(What you are asked to do) Retype all the records with nothing changed.

(Material for this task)

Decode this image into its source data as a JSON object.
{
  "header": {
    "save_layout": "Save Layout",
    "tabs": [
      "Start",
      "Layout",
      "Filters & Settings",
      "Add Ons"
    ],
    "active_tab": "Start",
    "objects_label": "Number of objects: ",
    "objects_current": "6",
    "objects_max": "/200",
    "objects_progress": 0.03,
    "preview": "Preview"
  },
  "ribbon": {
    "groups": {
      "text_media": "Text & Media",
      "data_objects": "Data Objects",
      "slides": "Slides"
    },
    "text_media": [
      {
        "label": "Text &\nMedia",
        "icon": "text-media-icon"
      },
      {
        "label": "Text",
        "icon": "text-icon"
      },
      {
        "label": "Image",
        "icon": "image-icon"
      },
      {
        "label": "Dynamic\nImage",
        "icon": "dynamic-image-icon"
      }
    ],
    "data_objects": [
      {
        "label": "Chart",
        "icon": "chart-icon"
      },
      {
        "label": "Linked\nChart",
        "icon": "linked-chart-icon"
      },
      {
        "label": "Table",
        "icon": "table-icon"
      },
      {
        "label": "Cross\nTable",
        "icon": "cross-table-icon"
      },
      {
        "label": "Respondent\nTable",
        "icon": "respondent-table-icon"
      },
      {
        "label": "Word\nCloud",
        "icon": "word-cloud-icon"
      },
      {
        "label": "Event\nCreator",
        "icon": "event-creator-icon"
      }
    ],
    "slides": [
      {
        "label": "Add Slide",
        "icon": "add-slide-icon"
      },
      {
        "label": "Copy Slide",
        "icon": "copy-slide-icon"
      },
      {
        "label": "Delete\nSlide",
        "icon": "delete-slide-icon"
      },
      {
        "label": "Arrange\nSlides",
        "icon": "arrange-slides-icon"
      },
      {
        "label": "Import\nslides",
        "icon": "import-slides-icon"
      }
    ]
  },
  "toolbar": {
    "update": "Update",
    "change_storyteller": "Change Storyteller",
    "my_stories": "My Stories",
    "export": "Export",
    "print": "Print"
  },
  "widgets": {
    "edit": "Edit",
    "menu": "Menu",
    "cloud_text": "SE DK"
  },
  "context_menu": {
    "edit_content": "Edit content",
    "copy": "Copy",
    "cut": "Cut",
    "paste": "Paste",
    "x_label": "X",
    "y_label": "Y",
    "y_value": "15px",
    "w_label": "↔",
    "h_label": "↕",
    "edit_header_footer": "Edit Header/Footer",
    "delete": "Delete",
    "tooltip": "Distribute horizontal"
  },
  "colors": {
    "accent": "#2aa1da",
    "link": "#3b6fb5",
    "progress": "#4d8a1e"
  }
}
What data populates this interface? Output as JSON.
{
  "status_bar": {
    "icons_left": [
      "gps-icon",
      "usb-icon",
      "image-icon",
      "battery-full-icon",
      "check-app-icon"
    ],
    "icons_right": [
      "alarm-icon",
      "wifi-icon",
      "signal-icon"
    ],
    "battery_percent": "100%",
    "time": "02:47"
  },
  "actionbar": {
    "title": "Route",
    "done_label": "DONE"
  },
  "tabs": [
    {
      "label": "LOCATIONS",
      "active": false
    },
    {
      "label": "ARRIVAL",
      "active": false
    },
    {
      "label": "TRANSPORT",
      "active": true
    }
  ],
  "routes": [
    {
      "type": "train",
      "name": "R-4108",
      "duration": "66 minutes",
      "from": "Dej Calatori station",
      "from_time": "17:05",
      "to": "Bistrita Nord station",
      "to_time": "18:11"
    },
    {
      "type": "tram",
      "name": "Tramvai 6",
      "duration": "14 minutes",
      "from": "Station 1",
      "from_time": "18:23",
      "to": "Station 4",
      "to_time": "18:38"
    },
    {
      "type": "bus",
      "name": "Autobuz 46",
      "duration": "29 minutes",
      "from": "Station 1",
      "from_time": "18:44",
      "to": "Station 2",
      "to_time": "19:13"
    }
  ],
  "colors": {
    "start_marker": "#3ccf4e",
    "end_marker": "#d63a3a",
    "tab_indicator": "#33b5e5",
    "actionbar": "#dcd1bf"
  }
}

(Written answer)
Decode this image into its source data as a JSON object.
{
  "header": {
    "save_layout": "Save Layout",
    "tabs": [
      "Start",
      "Layout",
      "Filters & Settings",
      "Add Ons"
    ],
    "active_tab": "Start",
    "objects_label": "Number of objects: ",
    "objects_current": "6",
    "objects_max": "/200",
    "objects_progress": 0.03,
    "preview": "Preview"
  },
  "ribbon": {
    "groups": {
      "text_media": "Text & Media",
      "data_objects": "Data Objects",
      "slides": "Slides"
    },
    "text_media": [
      {
        "label": "Text &\nMedia",
        "icon": "text-media-icon"
      },
      {
        "label": "Text",
        "icon": "text-icon"
      },
      {
        "label": "Image",
        "icon": "image-icon"
      },
      {
        "label": "Dynamic\nImage",
        "icon": "dynamic-image-icon"
      }
    ],
    "data_objects": [
      {
        "label": "Chart",
        "icon": "chart-icon"
      },
      {
        "label": "Linked\nChart",
        "icon": "linked-chart-icon"
      },
      {
        "label": "Table",
        "icon": "table-icon"
      },
      {
        "label": "Cross\nTable",
        "icon": "cross-table-icon"
      },
      {
        "label": "Respondent\nTable",
        "icon": "respondent-table-icon"
      },
      {
        "label": "Word\nCloud",
        "icon": "word-cloud-icon"
      },
      {
        "label": "Event\nCreator",
        "icon": "event-creator-icon"
      }
    ],
    "slides": [
      {
        "label": "Add Slide",
        "icon": "add-slide-icon"
      },
      {
        "label": "Copy Slide",
        "icon": "copy-slide-icon"
      },
      {
        "label": "Delete\nSlide",
        "icon": "delete-slide-icon"
      },
      {
        "label": "Arrange\nSlides",
        "icon": "arrange-slides-icon"
      },
      {
        "label": "Import\nslides",
        "icon": "import-slides-icon"
      }
    ]
  },
  "toolbar": {
    "update": "Update",
    "change_storyteller": "Change Storyteller",
    "my_stories": "My Stories",
    "export": "Export",
    "print": "Print"
  },
  "widgets": {
    "edit": "Edit",
    "menu": "Menu",
    "cloud_text": "SE DK"
  },
  "context_menu": {
    "edit_content": "Edit content",
    "copy": "Copy",
    "cut": "Cut",
    "paste": "Paste",
    "x_label": "X",
    "y_label": "Y",
    "y_value": "15px",
    "w_label": "↔",
    "h_label": "↕",
    "edit_header_footer": "Edit Header/Footer",
    "delete": "Delete",
    "tooltip": "Distribute horizontal"
  },
  "colors": {
    "accent": "#2aa1da",
    "link": "#3b6fb5",
    "progress": "#4d8a1e"
  }
}
What data populates this interface? Output as JSON.
{
  "status_bar": {
    "icons_left": [
      "gps-icon",
      "usb-icon",
      "image-icon",
      "battery-full-icon",
      "check-app-icon"
    ],
    "icons_right": [
      "alarm-icon",
      "wifi-icon",
      "signal-icon"
    ],
    "battery_percent": "100%",
    "time": "02:47"
  },
  "actionbar": {
    "title": "Route",
    "done_label": "DONE"
  },
  "tabs": [
    {
      "label": "LOCATIONS",
      "active": false
    },
    {
      "label": "ARRIVAL",
      "active": false
    },
    {
      "label": "TRANSPORT",
      "active": true
    }
  ],
  "routes": [
    {
      "type": "train",
      "name": "R-4108",
      "duration": "66 minutes",
      "from": "Dej Calatori station",
      "from_time": "17:05",
      "to": "Bistrita Nord station",
      "to_time": "18:11"
    },
    {
      "type": "tram",
      "name": "Tramvai 6",
      "duration": "14 minutes",
      "from": "Station 1",
      "from_time": "18:23",
      "to": "Station 4",
      "to_time": "18:38"
    },
    {
      "type": "bus",
      "name": "Autobuz 46",
      "duration": "29 minutes",
      "from": "Station 1",
      "from_time": "18:44",
      "to": "Station 2",
      "to_time": "19:13"
    }
  ],
  "colors": {
    "start_marker": "#3ccf4e",
    "end_marker": "#d63a3a",
    "tab_indicator": "#33b5e5",
    "actionbar": "#dcd1bf"
  }
}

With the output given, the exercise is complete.